* _Instructions to follow_: Scan the data below for the string "this". Show every line where it turns up.

start

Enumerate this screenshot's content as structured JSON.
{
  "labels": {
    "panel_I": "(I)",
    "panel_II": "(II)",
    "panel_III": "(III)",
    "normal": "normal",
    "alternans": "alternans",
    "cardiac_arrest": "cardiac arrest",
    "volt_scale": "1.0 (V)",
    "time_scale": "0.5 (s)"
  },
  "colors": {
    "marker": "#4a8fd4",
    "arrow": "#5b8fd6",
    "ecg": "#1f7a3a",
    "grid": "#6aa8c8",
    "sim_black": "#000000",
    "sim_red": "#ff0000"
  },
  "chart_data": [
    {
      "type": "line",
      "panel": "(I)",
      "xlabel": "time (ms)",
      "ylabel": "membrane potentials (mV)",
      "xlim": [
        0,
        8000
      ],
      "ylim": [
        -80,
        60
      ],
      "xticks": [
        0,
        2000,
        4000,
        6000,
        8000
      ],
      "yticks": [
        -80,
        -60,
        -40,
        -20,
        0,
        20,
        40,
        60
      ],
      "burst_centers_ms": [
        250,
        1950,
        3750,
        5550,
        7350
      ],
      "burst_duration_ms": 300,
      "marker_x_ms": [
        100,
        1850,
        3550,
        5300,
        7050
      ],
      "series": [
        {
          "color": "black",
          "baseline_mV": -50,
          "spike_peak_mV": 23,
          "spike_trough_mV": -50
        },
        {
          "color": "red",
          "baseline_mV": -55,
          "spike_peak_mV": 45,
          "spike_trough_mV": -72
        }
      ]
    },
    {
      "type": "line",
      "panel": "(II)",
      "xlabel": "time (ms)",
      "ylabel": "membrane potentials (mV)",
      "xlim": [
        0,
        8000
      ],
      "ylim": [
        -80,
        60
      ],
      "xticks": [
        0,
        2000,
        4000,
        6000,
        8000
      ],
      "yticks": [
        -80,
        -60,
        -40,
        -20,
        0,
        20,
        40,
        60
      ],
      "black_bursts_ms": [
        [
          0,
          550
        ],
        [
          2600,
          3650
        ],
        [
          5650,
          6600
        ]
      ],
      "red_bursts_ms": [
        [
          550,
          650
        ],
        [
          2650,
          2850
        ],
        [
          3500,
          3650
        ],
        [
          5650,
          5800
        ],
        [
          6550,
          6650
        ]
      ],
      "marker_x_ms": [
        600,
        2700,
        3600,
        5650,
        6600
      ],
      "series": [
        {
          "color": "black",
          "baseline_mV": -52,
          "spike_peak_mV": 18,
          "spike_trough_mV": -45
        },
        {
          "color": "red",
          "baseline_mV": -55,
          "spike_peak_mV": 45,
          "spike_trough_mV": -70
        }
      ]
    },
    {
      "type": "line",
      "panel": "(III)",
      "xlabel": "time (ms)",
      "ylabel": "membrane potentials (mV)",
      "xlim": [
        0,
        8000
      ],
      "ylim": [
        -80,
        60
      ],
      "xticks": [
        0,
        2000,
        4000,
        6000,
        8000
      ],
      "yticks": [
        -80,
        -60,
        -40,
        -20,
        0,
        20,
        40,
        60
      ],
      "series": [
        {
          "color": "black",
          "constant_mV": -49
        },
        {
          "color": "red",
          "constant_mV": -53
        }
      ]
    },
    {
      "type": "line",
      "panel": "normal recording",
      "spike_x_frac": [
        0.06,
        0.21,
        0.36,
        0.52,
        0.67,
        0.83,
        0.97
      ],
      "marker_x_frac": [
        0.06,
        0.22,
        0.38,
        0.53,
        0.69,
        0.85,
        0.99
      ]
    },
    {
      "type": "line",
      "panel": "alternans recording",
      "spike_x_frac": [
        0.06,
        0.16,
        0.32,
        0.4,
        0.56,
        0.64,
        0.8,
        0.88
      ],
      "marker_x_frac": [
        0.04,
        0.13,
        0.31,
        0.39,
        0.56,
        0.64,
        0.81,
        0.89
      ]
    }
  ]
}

end
start

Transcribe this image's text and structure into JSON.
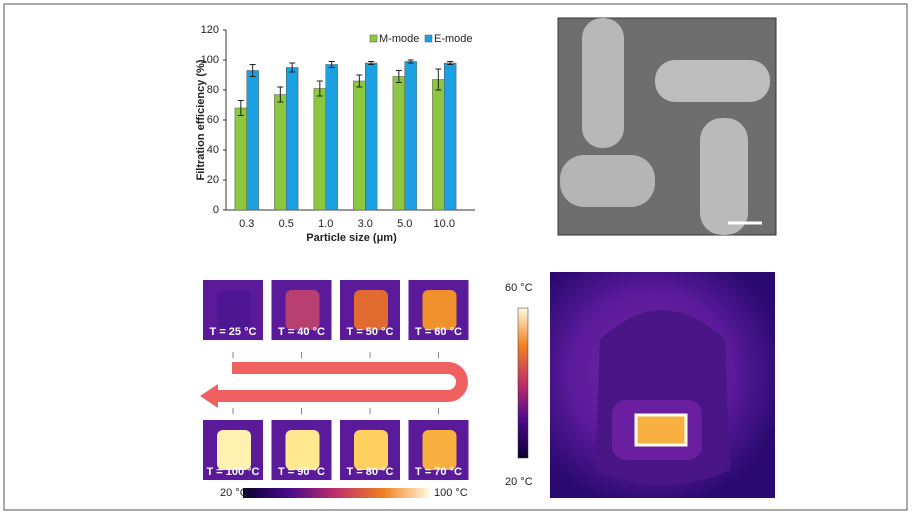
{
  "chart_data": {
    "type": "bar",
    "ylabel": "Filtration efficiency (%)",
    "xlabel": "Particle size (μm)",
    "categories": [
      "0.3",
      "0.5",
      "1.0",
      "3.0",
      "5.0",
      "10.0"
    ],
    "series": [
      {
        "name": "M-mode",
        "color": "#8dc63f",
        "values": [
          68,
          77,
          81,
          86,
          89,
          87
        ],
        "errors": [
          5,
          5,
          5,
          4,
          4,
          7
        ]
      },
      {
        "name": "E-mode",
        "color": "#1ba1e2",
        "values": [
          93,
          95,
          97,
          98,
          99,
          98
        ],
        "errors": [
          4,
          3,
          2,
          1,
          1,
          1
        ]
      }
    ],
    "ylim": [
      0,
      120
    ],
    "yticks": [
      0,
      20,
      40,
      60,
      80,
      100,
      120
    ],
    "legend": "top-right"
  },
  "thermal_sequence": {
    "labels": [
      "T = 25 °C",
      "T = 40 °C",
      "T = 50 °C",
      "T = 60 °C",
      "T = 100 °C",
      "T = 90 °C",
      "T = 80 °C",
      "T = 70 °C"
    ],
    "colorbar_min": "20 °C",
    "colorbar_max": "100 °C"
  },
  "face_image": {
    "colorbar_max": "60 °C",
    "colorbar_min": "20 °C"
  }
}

end

* _Reply to the task_:
Enumerate this screenshot's content as structured JSON.
Transcribe this image's text and structure into JSON.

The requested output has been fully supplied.